Aim A:
Answer these about the loan approval project text:
(i) Which model had the best accuracy, and what was that accuracy?
(ii) How many cases were collected, and with how many numerical and categorical features?
(iii) Which libraries are listed?
Aim B: In the rows, substitute "dashed-connector" for "dotted-connector" in the part that opens with the line containing "time-answer: Around 2-3" and closes with the line containing "1097, 688, 1185]". Return only those lines, with nothing else changed.

Text:

+-------+

This project uses machine learning to predict whether a loan application should be approved or not. It aims to assist banks and financial institutions in making data-driven, risk-aware decisions by analyzing past applicant and loan data.
To develop and compare multiple ML models (Logistic Regression, SVM, Decision Tree) that predict the approval status of loan applications based on applicant information like income, credit history, and business value.
- Logistic Regression (Best accuracy: 79.03%)
- Support Vector Machine (SVM) (69.35%)
- Decision Tree (66.13%)
- Data Collection: 1500 cases with 10 numerical + 8 categorical features
- Preprocessing:
- Handling missing values
- Encoding categorical variables (e.g., one-hot encoding)
- Feature scaling and selection
- Model Training: Train/test split + cross-validation
- Evaluation:
- Accuracy
- Precision
- Confusion matrix
- Cross-validation scores
- Logistic Regression performed best, showing high accuracy and simplicity.
- SVM handled nonlinearities well but underperformed LR.
- Decision Tree was most interpretable, though with lower accuracy.
- Python (Jupyter Notebook)
- Libraries: pandas, sklearn, matplotlib, seaborn
- Algorithms: Logistic Regression, SVM, Decision Tree

+-------+

Data supplied:
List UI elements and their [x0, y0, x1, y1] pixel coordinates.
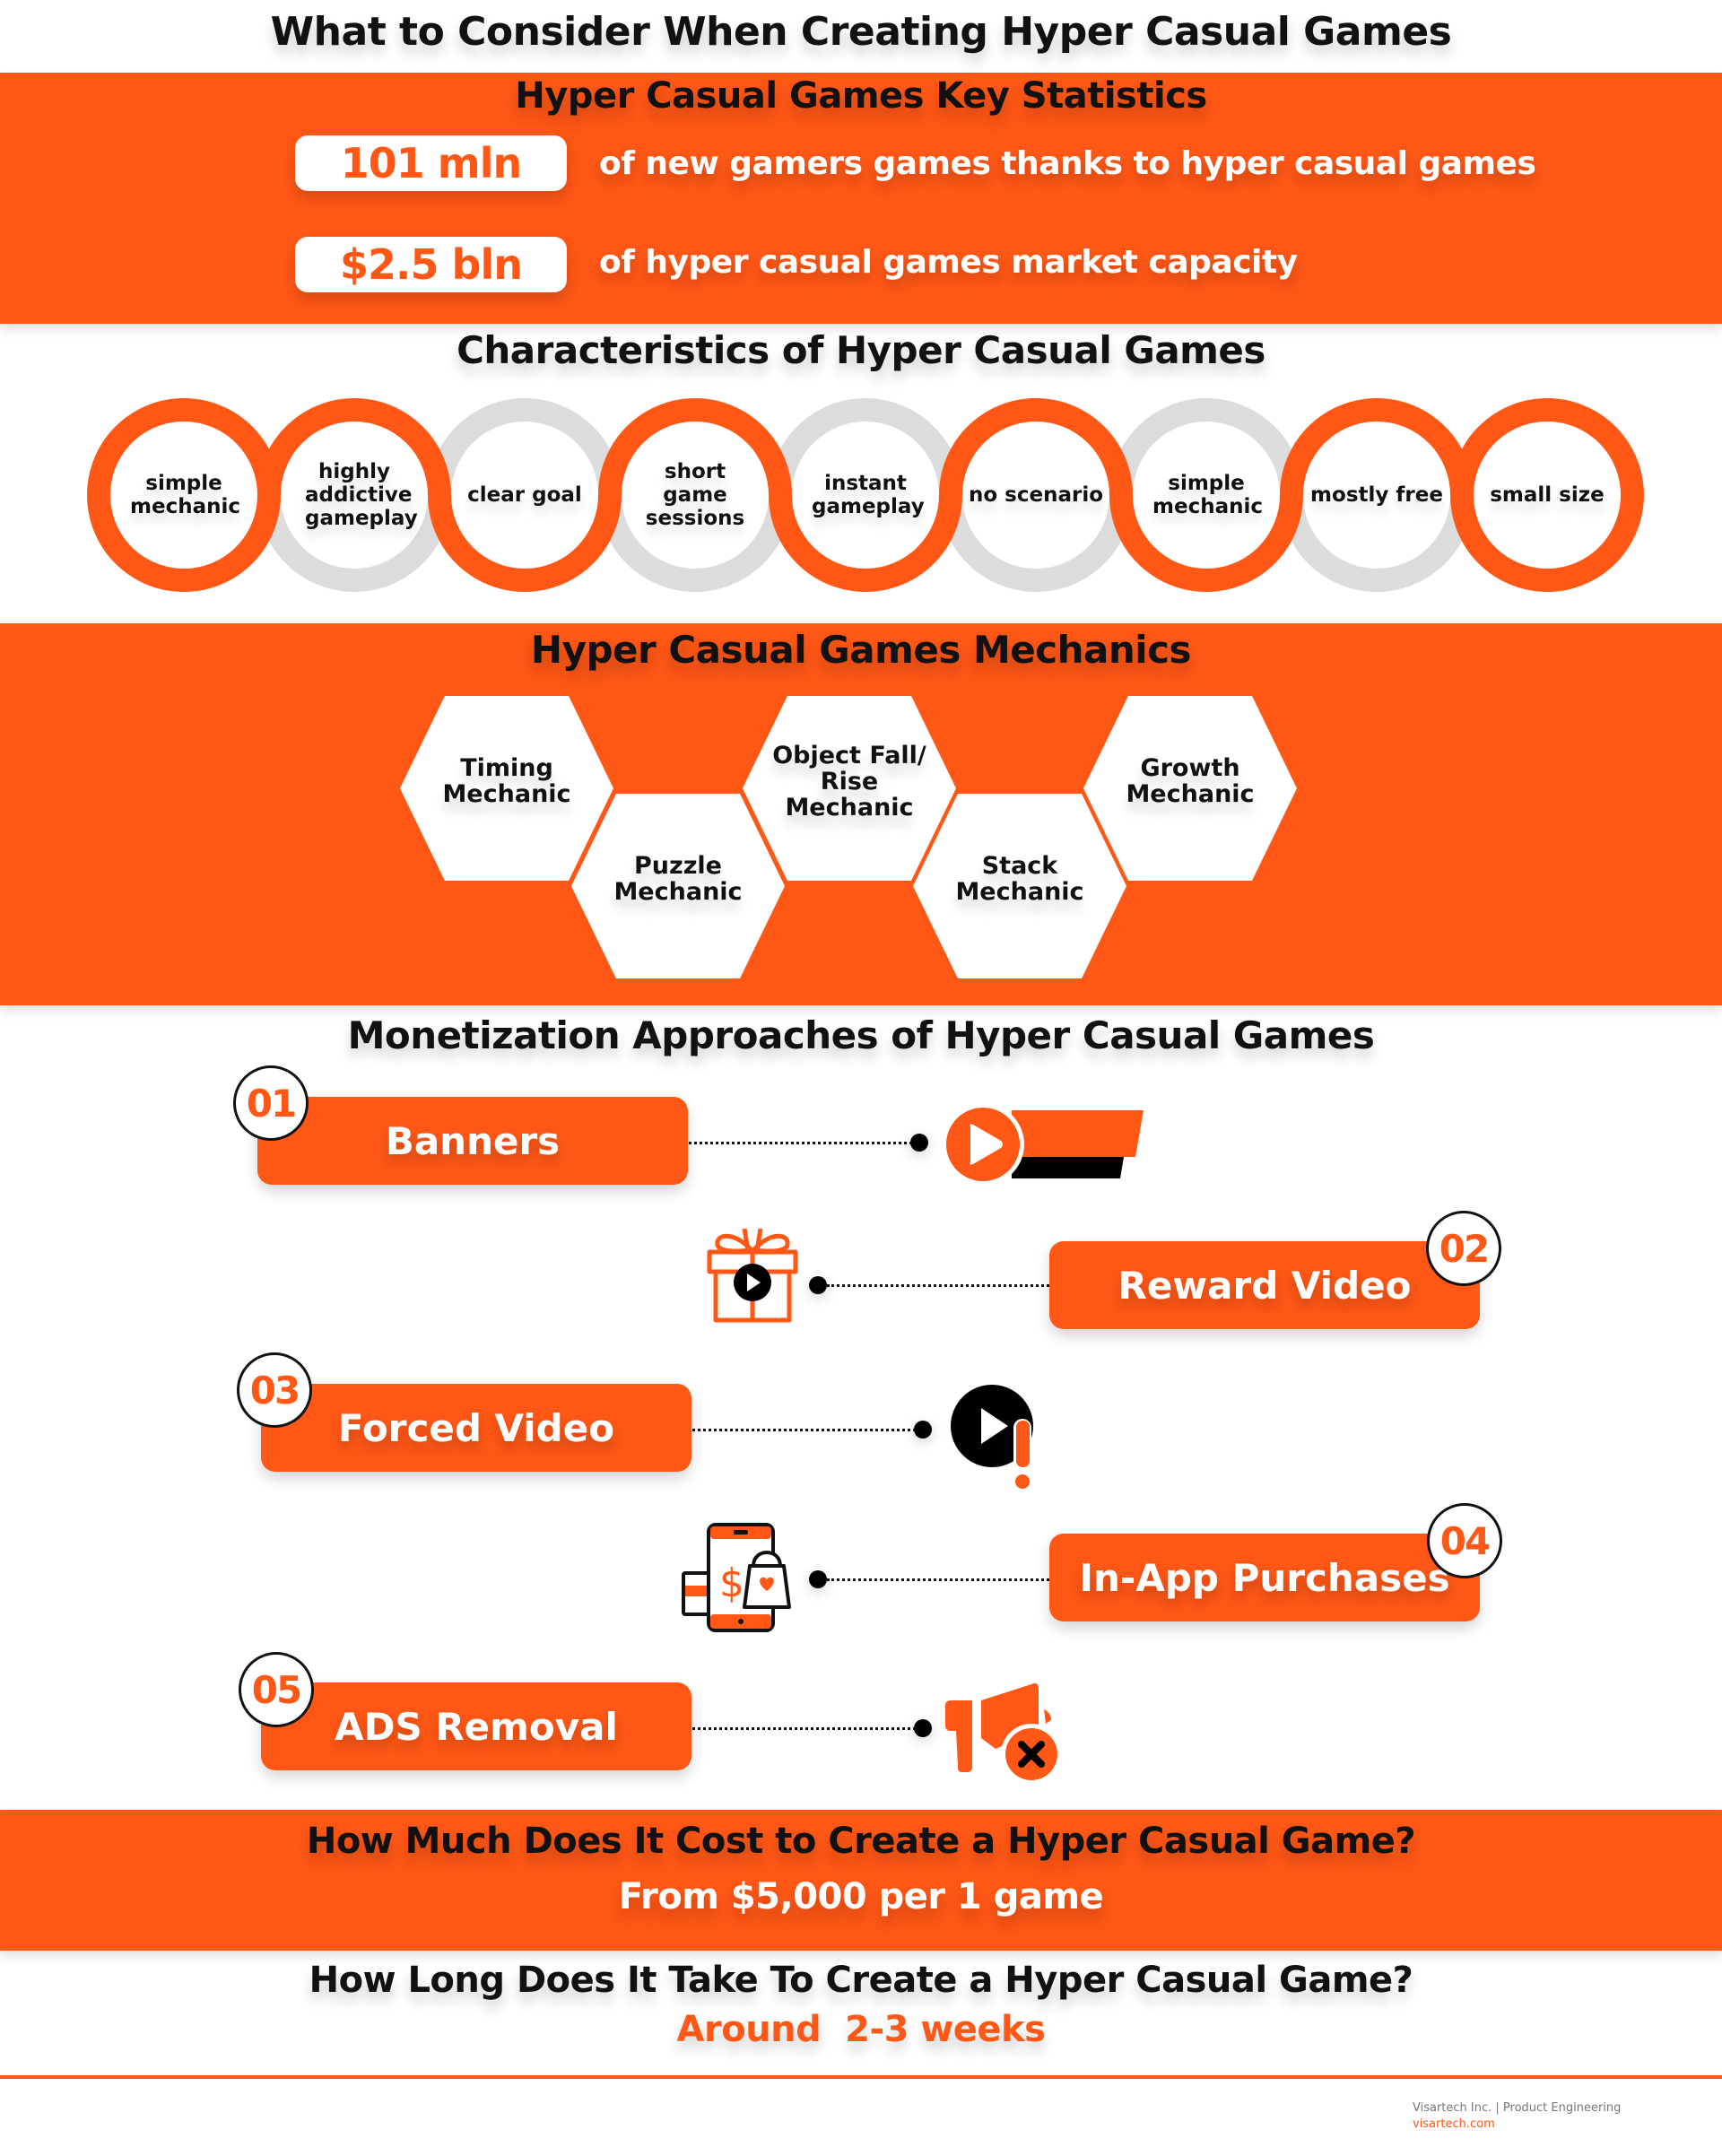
time-answer: Around 2-3 weeks	[676, 2009, 1046, 2050]
footer-company: Visartech Inc. | Product Engineering	[1413, 2101, 1622, 2115]
characteristic-label: simple mechanic	[1152, 472, 1263, 518]
monetization-label: In-App Purchases	[1079, 1555, 1450, 1600]
phone-shopping-bag-icon: $	[682, 1523, 791, 1632]
footer-divider	[0, 2075, 1722, 2079]
dotted-connector	[689, 1142, 918, 1144]
step-badge: 04	[1427, 1503, 1502, 1578]
monetization-card-banners: Banners	[257, 1097, 688, 1185]
mechanic-label: Puzzle Mechanic	[613, 852, 743, 906]
connector-dot	[914, 1421, 932, 1439]
monetization-card-forced-video: Forced Video	[261, 1384, 691, 1472]
characteristic-label: no scenario	[968, 483, 1104, 507]
monetization-label: Banners	[385, 1118, 561, 1163]
stat-value-market-capacity: $2.5 bln	[295, 237, 567, 292]
characteristics-title: Characteristics of Hyper Casual Games	[457, 328, 1265, 372]
time-question: How Long Does It Take To Create a Hyper …	[309, 1960, 1413, 2001]
mechanic-hex-timing: Timing Mechanic	[400, 696, 613, 881]
stat-value-new-gamers: 101 mln	[295, 135, 567, 191]
monetization-title: Monetization Approaches of Hyper Casual …	[347, 1013, 1375, 1057]
monetization-card-reward-video: Reward Video	[1049, 1241, 1480, 1329]
page-title: What to Consider When Creating Hyper Cas…	[270, 9, 1452, 55]
dotted-connector	[692, 1727, 921, 1730]
characteristic-label: simple mechanic	[130, 472, 240, 518]
forced-video-alert-icon	[951, 1385, 1033, 1489]
step-badge: 02	[1426, 1211, 1501, 1286]
gift-video-icon	[707, 1228, 798, 1323]
characteristic-label: clear goal	[467, 483, 582, 507]
characteristic-label: highly addictive gameplay	[305, 460, 418, 530]
monetization-card-ads-removal: ADS Removal	[261, 1682, 691, 1770]
connector-dot	[910, 1134, 928, 1152]
footer-url-link[interactable]: visartech.com	[1413, 2117, 1495, 2131]
cost-answer: From $5,000 per 1 game	[618, 1876, 1104, 1917]
mechanic-hex-stack: Stack Mechanic	[913, 794, 1126, 978]
stat-description-market-capacity: of hyper casual games market capacity	[599, 244, 1298, 281]
monetization-card-in-app-purchases: In-App Purchases	[1049, 1534, 1480, 1621]
step-badge: 05	[239, 1652, 314, 1727]
dotted-connector	[827, 1578, 1049, 1581]
monetization-label: Forced Video	[337, 1405, 615, 1450]
mechanic-hex-object-fall-rise: Object Fall/ Rise Mechanic	[743, 696, 956, 881]
characteristic-label: mostly free	[1310, 483, 1443, 507]
cost-question: How Much Does It Cost to Create a Hyper …	[306, 1821, 1416, 1862]
connector-dot	[914, 1719, 932, 1737]
megaphone-remove-icon	[945, 1682, 1062, 1783]
dotted-connector	[827, 1284, 1049, 1287]
connector-dot	[809, 1570, 827, 1588]
stat-description-new-gamers: of new gamers games thanks to hyper casu…	[599, 145, 1536, 182]
monetization-label: ADS Removal	[335, 1704, 618, 1749]
mechanic-label: Timing Mechanic	[442, 754, 571, 808]
mechanic-label: Stack Mechanic	[955, 852, 1084, 906]
step-badge: 01	[233, 1065, 309, 1141]
dotted-connector	[692, 1429, 921, 1431]
characteristic-label: short game sessions	[645, 460, 745, 530]
svg-text:$: $	[719, 1560, 744, 1606]
video-banner-icon	[942, 1103, 1144, 1186]
characteristic-label: small size	[1490, 483, 1605, 507]
mechanic-hex-puzzle: Puzzle Mechanic	[571, 794, 785, 978]
mechanic-hex-growth: Growth Mechanic	[1083, 696, 1297, 881]
characteristic-label: instant gameplay	[812, 472, 925, 518]
mechanic-label: Growth Mechanic	[1126, 754, 1255, 808]
key-statistics-title: Hyper Casual Games Key Statistics	[515, 75, 1207, 117]
step-badge: 03	[237, 1352, 312, 1428]
mechanics-title: Hyper Casual Games Mechanics	[530, 628, 1192, 672]
mechanic-label: Object Fall/ Rise Mechanic	[772, 741, 926, 822]
monetization-label: Reward Video	[1118, 1263, 1412, 1308]
connector-dot	[809, 1276, 827, 1294]
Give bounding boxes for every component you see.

+-------+

Task output A:
(i) Logistic Regression, 79.03%
(ii) 1500 cases, with 10 numerical and 8 categorical features
(iii) pandas, sklearn, matplotlib, seaborn

Task output B:
time-answer: Around 2-3 weeks	[676, 2009, 1046, 2050]
footer-company: Visartech Inc. | Product Engineering	[1413, 2101, 1622, 2115]
characteristic-label: simple mechanic	[1152, 472, 1263, 518]
monetization-label: In-App Purchases	[1079, 1555, 1450, 1600]
phone-shopping-bag-icon: $	[682, 1523, 791, 1632]
footer-divider	[0, 2075, 1722, 2079]
dashed-connector	[689, 1142, 918, 1144]
step-badge: 04	[1427, 1503, 1502, 1578]
monetization-card-banners: Banners	[257, 1097, 688, 1185]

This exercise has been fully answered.